# Provided records:
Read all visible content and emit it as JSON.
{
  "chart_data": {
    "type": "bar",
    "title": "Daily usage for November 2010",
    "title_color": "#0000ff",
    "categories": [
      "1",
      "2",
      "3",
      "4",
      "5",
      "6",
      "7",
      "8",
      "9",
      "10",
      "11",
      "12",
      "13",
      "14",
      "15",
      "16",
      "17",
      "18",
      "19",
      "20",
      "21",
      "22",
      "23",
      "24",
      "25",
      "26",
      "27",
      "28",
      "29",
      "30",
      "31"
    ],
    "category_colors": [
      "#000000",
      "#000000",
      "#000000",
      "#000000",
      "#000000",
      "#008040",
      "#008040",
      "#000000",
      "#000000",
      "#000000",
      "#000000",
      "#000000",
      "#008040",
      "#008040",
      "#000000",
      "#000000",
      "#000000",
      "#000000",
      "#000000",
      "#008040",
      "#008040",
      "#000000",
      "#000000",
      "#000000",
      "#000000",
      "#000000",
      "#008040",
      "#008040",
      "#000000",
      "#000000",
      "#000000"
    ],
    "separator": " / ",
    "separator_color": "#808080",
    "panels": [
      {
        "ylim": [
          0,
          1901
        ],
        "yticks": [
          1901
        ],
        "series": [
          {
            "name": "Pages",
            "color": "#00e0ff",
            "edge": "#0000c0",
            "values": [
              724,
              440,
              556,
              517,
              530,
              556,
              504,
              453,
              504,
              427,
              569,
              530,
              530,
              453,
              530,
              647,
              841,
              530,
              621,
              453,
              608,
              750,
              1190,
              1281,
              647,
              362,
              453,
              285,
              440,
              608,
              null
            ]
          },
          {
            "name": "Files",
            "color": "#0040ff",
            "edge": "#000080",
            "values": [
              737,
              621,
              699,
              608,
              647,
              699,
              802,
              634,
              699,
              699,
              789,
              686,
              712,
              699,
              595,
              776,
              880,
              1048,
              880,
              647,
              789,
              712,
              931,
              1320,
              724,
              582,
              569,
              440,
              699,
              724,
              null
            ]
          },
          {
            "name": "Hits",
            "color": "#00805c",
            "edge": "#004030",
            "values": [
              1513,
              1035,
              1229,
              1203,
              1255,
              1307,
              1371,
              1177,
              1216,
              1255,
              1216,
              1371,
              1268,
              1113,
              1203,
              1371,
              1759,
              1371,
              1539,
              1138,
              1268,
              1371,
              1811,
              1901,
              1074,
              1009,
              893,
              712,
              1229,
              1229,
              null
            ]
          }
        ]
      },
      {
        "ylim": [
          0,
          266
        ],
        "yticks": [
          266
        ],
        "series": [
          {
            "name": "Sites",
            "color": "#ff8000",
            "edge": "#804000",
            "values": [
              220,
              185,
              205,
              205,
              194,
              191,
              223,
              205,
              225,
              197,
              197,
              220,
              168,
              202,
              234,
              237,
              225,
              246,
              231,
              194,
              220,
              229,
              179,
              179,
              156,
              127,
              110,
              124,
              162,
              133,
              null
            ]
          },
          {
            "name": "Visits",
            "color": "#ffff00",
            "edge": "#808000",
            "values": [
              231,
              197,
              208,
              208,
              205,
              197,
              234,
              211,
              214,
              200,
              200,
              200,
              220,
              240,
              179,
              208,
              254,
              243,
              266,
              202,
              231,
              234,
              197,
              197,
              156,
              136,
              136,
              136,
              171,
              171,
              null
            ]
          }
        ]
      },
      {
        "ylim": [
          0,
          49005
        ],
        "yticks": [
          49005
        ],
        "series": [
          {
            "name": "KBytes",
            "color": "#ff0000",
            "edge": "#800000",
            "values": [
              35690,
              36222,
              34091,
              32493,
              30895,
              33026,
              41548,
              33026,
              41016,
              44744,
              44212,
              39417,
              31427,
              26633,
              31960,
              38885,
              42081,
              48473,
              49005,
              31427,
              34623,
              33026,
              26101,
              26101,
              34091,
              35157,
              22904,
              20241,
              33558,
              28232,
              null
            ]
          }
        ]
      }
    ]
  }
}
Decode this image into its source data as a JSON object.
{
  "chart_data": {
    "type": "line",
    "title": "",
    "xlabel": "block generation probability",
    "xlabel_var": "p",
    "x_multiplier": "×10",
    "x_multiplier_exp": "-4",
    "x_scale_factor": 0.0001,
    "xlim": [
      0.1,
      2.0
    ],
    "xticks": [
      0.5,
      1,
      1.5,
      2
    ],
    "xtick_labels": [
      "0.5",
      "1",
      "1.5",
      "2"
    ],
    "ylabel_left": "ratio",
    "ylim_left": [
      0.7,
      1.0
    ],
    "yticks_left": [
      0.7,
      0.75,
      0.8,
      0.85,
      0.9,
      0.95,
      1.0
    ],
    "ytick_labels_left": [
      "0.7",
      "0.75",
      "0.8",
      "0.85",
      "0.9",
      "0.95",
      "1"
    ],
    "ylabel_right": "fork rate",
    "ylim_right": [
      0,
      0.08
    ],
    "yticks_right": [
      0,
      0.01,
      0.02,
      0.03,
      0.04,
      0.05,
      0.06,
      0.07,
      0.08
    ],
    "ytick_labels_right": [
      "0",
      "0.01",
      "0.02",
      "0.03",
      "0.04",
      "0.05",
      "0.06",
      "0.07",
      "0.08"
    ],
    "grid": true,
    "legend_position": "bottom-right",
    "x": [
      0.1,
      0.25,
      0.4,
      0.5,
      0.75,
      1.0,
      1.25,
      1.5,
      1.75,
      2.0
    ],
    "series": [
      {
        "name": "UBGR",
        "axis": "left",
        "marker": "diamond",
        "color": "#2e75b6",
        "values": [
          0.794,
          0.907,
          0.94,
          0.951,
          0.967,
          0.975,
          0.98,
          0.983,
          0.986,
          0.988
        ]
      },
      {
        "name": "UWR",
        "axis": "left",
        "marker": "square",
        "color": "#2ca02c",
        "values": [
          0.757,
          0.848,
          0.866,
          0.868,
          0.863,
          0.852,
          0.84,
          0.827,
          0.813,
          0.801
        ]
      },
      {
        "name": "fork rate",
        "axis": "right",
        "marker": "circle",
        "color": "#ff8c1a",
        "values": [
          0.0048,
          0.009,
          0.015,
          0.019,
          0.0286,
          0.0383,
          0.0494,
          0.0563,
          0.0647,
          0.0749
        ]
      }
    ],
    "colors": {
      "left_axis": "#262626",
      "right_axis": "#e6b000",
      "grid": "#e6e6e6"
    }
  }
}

# What is expected:
Check every line of the data above for the string "fork", and copy those that have it.

# Solution:
    "ylabel_right": "fork rate",
        "name": "fork rate",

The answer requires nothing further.